WRITTEN EXERCISE:
State how many lines of the entries hold the string "text". Reply with the number alone.

[Records contained in a dataset]
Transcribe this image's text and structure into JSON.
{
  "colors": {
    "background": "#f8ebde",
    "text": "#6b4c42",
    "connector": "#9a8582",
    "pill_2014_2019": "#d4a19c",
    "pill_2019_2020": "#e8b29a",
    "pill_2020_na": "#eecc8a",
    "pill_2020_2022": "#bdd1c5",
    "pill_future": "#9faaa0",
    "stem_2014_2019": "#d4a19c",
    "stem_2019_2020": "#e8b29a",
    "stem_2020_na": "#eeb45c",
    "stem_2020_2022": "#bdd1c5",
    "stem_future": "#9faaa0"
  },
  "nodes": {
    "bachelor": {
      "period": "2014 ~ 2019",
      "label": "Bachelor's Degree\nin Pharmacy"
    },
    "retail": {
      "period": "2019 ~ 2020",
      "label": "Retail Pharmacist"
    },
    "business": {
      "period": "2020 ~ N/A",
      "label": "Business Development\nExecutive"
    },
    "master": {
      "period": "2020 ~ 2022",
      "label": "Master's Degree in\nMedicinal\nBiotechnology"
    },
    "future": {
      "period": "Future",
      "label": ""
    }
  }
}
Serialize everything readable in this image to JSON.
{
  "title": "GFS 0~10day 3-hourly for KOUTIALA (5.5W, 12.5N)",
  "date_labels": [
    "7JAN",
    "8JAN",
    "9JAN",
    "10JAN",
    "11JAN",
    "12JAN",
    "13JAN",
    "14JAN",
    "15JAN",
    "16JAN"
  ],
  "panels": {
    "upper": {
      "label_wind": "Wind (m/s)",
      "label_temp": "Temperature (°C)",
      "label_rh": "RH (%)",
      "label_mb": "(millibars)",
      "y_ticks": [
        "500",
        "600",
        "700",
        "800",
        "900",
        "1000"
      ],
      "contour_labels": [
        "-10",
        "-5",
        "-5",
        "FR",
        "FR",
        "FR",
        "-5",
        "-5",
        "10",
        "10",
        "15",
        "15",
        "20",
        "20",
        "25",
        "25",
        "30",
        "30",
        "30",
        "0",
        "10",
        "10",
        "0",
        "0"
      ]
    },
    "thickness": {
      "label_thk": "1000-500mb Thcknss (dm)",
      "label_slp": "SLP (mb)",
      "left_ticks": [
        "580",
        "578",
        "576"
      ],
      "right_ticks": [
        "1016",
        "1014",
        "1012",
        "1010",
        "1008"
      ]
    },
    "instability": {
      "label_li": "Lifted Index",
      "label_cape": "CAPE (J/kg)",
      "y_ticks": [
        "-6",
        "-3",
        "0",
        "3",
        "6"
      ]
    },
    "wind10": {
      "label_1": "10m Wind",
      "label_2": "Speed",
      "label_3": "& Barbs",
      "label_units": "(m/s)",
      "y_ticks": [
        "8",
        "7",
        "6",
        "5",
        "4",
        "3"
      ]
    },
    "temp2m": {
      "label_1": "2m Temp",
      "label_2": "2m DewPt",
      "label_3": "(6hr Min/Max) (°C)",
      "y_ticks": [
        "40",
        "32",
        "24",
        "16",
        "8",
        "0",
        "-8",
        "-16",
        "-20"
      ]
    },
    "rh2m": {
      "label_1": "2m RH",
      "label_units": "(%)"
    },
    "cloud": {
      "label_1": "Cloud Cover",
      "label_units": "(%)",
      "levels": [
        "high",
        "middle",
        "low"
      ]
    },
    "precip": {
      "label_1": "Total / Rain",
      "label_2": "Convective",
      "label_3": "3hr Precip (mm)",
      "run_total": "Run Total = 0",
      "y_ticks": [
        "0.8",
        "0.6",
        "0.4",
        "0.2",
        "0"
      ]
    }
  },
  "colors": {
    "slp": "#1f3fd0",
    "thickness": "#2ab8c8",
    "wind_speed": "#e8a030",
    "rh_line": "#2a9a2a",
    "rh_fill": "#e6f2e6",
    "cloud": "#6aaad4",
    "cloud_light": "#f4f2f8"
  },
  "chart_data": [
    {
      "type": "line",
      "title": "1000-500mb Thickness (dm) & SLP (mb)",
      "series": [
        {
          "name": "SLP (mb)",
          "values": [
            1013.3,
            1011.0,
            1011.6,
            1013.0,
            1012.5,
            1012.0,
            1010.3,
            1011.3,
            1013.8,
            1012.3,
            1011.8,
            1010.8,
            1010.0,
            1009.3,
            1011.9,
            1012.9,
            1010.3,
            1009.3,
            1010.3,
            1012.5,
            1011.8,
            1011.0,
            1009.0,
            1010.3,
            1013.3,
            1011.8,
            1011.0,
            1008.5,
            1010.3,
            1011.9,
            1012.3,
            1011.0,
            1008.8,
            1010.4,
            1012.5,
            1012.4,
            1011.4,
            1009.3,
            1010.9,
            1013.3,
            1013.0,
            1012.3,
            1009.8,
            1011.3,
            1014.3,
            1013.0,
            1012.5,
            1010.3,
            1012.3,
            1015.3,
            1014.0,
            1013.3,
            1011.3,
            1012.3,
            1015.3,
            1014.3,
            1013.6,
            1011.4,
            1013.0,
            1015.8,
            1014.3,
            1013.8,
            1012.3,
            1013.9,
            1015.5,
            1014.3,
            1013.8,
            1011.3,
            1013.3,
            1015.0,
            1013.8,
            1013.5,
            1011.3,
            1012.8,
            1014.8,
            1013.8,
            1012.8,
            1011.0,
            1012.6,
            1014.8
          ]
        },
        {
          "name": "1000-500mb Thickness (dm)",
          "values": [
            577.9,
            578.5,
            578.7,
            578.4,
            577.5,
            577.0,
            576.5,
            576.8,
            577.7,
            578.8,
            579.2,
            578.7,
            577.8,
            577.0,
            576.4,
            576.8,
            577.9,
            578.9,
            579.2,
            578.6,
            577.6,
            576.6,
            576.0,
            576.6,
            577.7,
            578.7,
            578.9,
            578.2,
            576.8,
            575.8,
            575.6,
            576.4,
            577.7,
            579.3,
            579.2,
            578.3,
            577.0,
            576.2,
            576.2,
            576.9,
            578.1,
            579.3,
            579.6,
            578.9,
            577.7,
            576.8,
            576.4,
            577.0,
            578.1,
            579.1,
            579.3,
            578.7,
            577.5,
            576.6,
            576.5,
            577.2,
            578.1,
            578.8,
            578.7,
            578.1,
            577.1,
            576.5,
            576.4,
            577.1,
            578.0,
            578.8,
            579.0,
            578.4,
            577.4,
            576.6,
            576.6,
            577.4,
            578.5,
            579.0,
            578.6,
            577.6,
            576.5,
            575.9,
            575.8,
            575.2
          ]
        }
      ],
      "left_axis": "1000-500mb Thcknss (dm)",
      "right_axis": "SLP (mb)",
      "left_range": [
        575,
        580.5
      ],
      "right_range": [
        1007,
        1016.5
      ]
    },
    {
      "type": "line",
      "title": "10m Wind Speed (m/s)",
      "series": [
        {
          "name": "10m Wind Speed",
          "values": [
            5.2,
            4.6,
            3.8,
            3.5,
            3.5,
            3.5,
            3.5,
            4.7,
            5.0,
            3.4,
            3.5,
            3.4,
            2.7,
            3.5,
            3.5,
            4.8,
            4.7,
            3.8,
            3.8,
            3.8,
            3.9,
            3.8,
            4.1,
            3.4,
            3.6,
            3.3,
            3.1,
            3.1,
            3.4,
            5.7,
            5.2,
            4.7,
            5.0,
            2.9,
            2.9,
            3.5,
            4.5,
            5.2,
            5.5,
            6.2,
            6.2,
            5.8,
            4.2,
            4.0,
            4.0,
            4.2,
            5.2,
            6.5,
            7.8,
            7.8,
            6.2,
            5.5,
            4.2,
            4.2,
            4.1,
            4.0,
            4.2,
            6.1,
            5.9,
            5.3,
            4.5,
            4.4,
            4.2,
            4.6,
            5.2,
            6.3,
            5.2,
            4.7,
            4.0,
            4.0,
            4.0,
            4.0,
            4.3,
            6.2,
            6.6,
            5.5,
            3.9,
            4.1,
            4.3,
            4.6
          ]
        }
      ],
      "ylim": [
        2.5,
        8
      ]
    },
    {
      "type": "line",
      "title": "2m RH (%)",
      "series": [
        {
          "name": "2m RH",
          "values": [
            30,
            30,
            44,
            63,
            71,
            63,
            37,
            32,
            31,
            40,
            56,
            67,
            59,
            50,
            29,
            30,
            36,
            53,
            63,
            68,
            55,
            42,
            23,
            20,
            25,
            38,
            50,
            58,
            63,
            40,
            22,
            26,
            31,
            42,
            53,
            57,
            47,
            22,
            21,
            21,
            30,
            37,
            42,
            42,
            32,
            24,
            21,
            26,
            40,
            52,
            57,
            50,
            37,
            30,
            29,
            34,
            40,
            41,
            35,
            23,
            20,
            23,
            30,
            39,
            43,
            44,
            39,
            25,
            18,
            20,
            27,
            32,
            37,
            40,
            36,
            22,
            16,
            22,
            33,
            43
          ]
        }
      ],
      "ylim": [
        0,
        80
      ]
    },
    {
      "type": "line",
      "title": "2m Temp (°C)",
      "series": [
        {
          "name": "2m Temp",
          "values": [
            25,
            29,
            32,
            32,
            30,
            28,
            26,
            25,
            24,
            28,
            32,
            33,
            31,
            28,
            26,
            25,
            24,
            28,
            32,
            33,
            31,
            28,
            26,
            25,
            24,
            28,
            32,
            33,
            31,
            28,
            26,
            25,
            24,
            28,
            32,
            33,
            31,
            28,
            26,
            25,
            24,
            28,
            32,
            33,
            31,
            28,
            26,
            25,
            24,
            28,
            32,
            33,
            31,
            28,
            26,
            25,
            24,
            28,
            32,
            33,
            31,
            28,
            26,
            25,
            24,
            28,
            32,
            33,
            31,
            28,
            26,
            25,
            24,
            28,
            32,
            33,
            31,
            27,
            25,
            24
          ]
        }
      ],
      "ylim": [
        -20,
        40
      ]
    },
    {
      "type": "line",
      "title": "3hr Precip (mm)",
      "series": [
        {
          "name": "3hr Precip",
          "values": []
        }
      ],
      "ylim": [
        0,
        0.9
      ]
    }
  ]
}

REPLY:
2